◆ Exercise: Scan the lines below; pull out those with "JSON".

--- Begin ---

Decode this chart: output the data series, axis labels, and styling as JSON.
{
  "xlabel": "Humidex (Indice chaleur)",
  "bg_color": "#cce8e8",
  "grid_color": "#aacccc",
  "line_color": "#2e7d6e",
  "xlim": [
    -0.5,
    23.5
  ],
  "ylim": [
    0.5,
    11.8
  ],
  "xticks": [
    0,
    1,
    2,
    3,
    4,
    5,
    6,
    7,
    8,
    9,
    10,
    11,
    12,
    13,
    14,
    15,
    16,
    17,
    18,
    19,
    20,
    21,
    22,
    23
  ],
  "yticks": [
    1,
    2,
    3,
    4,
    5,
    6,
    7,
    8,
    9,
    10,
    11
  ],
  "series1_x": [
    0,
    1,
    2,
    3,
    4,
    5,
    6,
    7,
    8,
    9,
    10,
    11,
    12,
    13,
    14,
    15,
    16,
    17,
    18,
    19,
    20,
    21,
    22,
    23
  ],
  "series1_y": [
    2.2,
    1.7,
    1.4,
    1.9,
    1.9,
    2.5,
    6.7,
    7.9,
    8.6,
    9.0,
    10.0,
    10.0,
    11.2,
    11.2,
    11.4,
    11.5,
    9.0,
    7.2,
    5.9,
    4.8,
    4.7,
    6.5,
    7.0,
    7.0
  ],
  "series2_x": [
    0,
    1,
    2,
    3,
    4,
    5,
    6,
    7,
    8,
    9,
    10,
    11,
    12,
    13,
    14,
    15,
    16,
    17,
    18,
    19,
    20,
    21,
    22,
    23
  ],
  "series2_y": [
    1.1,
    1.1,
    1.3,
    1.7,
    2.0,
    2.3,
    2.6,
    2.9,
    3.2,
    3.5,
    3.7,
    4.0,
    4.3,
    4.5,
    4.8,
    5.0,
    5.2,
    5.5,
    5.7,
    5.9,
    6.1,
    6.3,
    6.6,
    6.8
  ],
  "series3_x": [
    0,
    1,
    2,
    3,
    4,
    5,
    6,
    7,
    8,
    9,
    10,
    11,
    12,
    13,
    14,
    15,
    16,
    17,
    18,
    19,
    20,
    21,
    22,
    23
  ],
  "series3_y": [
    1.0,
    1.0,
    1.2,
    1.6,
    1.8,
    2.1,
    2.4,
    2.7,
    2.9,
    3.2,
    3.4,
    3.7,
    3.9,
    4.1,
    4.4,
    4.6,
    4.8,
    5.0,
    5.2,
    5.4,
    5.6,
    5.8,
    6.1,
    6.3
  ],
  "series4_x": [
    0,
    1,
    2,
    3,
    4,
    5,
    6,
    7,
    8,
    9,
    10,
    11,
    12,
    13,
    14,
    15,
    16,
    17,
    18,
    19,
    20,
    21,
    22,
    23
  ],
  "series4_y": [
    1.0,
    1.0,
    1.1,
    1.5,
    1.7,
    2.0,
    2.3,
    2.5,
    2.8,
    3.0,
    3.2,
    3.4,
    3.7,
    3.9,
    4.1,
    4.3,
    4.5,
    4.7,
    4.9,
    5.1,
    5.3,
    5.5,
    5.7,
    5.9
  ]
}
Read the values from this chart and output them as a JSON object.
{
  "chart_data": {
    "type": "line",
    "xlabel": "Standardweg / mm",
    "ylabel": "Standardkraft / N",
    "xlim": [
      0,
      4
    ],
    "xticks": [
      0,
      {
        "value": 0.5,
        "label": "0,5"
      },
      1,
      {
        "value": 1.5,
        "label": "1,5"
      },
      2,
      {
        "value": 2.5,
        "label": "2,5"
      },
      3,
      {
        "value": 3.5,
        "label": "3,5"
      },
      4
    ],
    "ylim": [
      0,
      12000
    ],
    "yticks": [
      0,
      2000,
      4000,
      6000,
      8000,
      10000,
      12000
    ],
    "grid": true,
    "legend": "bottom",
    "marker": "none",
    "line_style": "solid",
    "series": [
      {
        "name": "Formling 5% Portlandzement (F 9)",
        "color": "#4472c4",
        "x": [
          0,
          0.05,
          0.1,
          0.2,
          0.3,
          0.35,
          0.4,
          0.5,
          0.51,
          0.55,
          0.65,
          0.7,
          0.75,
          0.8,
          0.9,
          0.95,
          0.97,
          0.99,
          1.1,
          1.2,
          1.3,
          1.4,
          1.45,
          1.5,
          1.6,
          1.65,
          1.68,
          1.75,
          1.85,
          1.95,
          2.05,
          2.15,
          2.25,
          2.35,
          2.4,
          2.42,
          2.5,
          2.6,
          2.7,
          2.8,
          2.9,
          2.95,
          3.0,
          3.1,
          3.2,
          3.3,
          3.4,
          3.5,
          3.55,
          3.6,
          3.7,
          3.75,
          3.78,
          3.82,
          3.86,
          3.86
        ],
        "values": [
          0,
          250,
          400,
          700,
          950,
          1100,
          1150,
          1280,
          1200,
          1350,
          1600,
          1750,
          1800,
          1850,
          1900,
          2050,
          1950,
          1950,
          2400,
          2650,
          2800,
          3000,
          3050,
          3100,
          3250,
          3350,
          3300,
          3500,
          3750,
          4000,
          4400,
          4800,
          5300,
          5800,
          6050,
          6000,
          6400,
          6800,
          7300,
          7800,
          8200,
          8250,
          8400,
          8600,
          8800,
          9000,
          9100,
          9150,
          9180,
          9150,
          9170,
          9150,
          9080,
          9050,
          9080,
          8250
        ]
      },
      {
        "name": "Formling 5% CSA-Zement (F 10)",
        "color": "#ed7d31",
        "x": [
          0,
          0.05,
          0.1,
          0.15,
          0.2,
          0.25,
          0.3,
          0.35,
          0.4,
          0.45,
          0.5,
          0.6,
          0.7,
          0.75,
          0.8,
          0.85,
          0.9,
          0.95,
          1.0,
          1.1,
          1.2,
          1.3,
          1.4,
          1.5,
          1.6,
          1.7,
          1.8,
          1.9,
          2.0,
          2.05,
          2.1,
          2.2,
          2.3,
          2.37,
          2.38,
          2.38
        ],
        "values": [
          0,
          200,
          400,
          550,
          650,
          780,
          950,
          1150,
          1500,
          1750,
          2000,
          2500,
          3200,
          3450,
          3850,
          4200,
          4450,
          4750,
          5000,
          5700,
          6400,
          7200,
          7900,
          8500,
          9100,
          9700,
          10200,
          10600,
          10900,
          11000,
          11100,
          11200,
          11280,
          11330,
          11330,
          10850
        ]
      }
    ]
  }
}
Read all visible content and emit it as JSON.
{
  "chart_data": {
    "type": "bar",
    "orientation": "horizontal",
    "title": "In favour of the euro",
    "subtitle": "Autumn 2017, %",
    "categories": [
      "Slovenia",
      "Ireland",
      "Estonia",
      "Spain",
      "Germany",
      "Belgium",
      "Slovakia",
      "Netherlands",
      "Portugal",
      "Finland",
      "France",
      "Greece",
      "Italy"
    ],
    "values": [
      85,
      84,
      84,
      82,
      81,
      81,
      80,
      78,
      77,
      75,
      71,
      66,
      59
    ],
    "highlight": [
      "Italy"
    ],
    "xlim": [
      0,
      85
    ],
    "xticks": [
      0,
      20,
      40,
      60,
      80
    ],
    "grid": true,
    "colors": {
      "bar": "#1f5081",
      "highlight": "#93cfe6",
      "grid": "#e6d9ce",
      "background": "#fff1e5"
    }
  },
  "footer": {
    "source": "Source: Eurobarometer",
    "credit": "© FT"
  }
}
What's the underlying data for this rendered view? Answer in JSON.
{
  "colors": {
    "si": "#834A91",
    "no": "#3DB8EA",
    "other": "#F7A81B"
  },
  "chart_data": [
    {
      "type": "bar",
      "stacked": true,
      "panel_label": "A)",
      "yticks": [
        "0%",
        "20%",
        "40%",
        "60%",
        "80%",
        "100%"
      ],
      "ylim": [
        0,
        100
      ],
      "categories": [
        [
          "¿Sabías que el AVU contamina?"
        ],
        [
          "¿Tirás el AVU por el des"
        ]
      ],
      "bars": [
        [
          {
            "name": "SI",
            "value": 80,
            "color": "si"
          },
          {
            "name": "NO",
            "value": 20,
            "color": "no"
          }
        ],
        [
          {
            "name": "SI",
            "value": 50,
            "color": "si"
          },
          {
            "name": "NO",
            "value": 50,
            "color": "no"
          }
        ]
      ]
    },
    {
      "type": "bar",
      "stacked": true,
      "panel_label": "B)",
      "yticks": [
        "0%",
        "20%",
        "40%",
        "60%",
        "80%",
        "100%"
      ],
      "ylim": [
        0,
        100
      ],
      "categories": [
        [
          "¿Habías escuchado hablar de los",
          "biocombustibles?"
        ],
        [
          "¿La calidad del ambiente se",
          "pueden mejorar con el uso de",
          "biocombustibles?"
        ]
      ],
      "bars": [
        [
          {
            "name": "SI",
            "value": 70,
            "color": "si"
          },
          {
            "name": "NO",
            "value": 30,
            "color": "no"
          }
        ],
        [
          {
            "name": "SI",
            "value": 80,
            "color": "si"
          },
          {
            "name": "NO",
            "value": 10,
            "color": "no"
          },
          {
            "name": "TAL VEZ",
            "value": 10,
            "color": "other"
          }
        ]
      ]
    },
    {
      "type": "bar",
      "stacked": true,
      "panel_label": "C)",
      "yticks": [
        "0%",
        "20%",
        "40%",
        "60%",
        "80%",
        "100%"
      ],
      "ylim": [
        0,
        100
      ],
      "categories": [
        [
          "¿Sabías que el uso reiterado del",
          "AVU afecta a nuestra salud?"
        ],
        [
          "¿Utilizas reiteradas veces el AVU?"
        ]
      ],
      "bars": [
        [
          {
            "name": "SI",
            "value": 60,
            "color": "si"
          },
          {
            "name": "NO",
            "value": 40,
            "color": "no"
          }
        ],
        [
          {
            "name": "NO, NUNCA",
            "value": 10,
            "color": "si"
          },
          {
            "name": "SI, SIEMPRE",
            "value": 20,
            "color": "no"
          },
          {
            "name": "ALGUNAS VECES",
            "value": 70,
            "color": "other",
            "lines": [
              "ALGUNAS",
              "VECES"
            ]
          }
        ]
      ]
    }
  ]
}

--- End ---

◆ Task output:
Decode this chart: output the data series, axis labels, and styling as JSON.
Read the values from this chart and output them as a JSON object.
Read all visible content and emit it as JSON.
What's the underlying data for this rendered view? Answer in JSON.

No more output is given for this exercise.